Spatial layout entries
--- --- ---

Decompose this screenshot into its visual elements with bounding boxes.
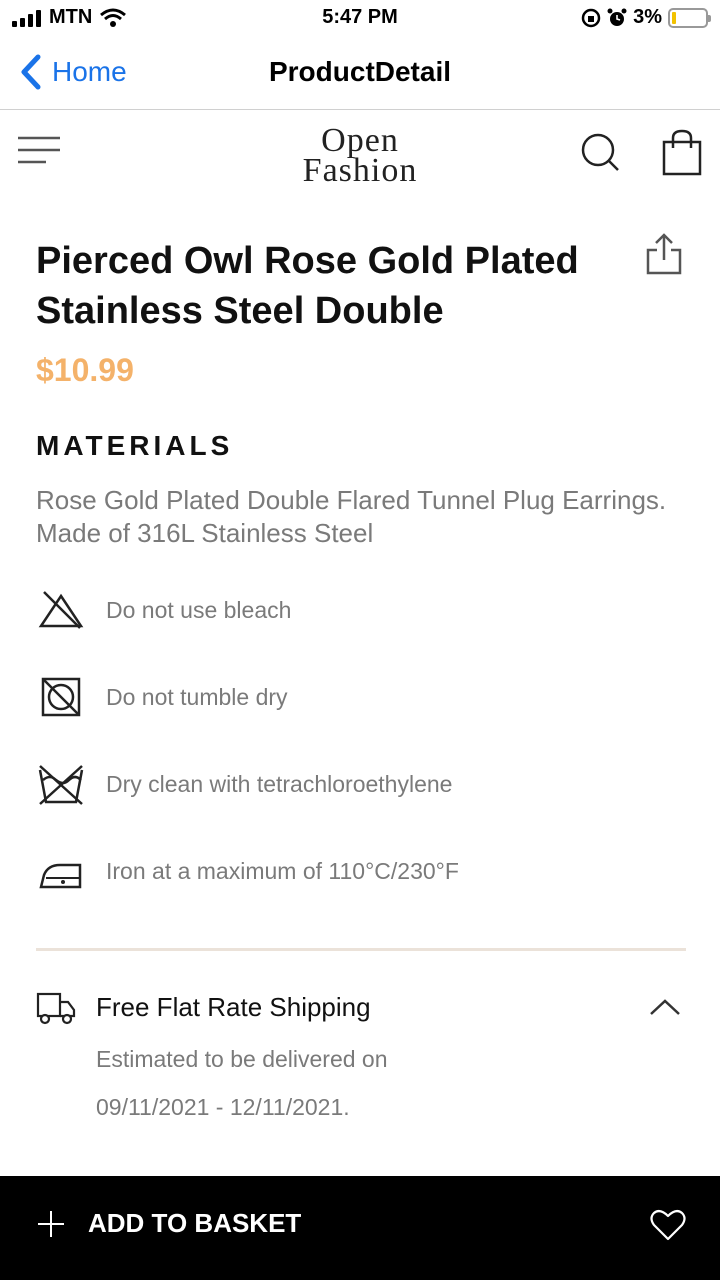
- divider: [36, 948, 686, 951]
- shipping-dates: 09/11/2021 - 12/11/2021.: [96, 1094, 350, 1120]
- delivery-truck-icon: [36, 992, 76, 1025]
- chevron-up-icon[interactable]: [648, 996, 682, 1018]
- care-label: Dry clean with tetrachloroethylene: [106, 771, 453, 797]
- care-label: Iron at a maximum of 110°C/230°F: [106, 858, 459, 884]
- search-icon[interactable]: [578, 130, 622, 174]
- care-label: Do not tumble dry: [106, 684, 288, 710]
- add-to-basket-button[interactable]: ADD TO BASKET: [36, 1208, 301, 1239]
- materials-heading: MATERIALS: [36, 430, 234, 461]
- no-bleach-icon: [38, 591, 84, 629]
- nav-title: ProductDetail: [268, 56, 452, 87]
- orientation-lock-icon: [581, 8, 601, 27]
- no-tumble-dry-icon: [41, 677, 81, 717]
- battery-icon: [668, 7, 711, 28]
- shopping-bag-icon[interactable]: [660, 128, 704, 176]
- alarm-icon: [607, 8, 627, 26]
- care-item: Do not tumble dry: [36, 673, 686, 760]
- product-title: Pierced Owl Rose Gold Plated Stainless S…: [36, 240, 579, 332]
- status-right: 3%: [581, 6, 711, 29]
- battery-percent: 3%: [633, 6, 662, 28]
- logo-line2: Fashion: [302, 152, 418, 189]
- care-instructions-list: Do not use bleach Do not tumble dry Dry …: [36, 586, 686, 934]
- heart-icon[interactable]: [650, 1208, 686, 1242]
- iron-icon: [39, 863, 82, 889]
- care-item: Dry clean with tetrachloroethylene: [36, 760, 686, 847]
- brand-logo[interactable]: Open Fashion: [280, 124, 440, 196]
- materials-description: Rose Gold Plated Double Flared Tunnel Pl…: [36, 485, 667, 548]
- care-item: Do not use bleach: [36, 586, 686, 673]
- share-icon[interactable]: [644, 232, 684, 276]
- status-bar: MTN 5:47 PM 3%: [0, 0, 720, 36]
- shipping-title: Free Flat Rate Shipping: [96, 992, 371, 1022]
- product-price: $10.99: [36, 352, 134, 388]
- shipping-estimate-label: Estimated to be delivered on: [96, 1046, 388, 1072]
- dry-clean-icon: [38, 765, 84, 805]
- plus-icon: [38, 1210, 64, 1237]
- add-to-basket-label: ADD TO BASKET: [88, 1208, 302, 1238]
- nav-bar: Home ProductDetail: [0, 38, 720, 110]
- care-item: Iron at a maximum of 110°C/230°F: [36, 847, 686, 934]
- app-header: Open Fashion: [0, 112, 720, 208]
- care-label: Do not use bleach: [106, 597, 292, 623]
- bottom-action-bar: ADD TO BASKET: [0, 1176, 720, 1280]
- menu-icon[interactable]: [16, 134, 62, 166]
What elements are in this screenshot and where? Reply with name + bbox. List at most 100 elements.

--- --- ---

> [What you need to do]
Format the lines above as a numbered list, starting with the line that contains "- divider: [36, 948, 686, 951]" and ending with the line that contains "- add-to-basket-button[interactable]: ADD", both included, and omit any blank lines.

> [Full solution]
1. - divider: [36, 948, 686, 951]
2. - shipping-dates: 09/11/2021 - 12/11/2021.: [96, 1094, 350, 1120]
3. - delivery-truck-icon: [36, 992, 76, 1025]
4. - chevron-up-icon[interactable]: [648, 996, 682, 1018]
5. - care-label: Dry clean with tetrachloroethylene: [106, 771, 453, 797]
6. - care-label: Iron at a maximum of 110°C/230°F: [106, 858, 459, 884]
7. - search-icon[interactable]: [578, 130, 622, 174]
8. - care-label: Do not tumble dry: [106, 684, 288, 710]
9. - add-to-basket-button[interactable]: ADD TO BASKET: [36, 1208, 301, 1239]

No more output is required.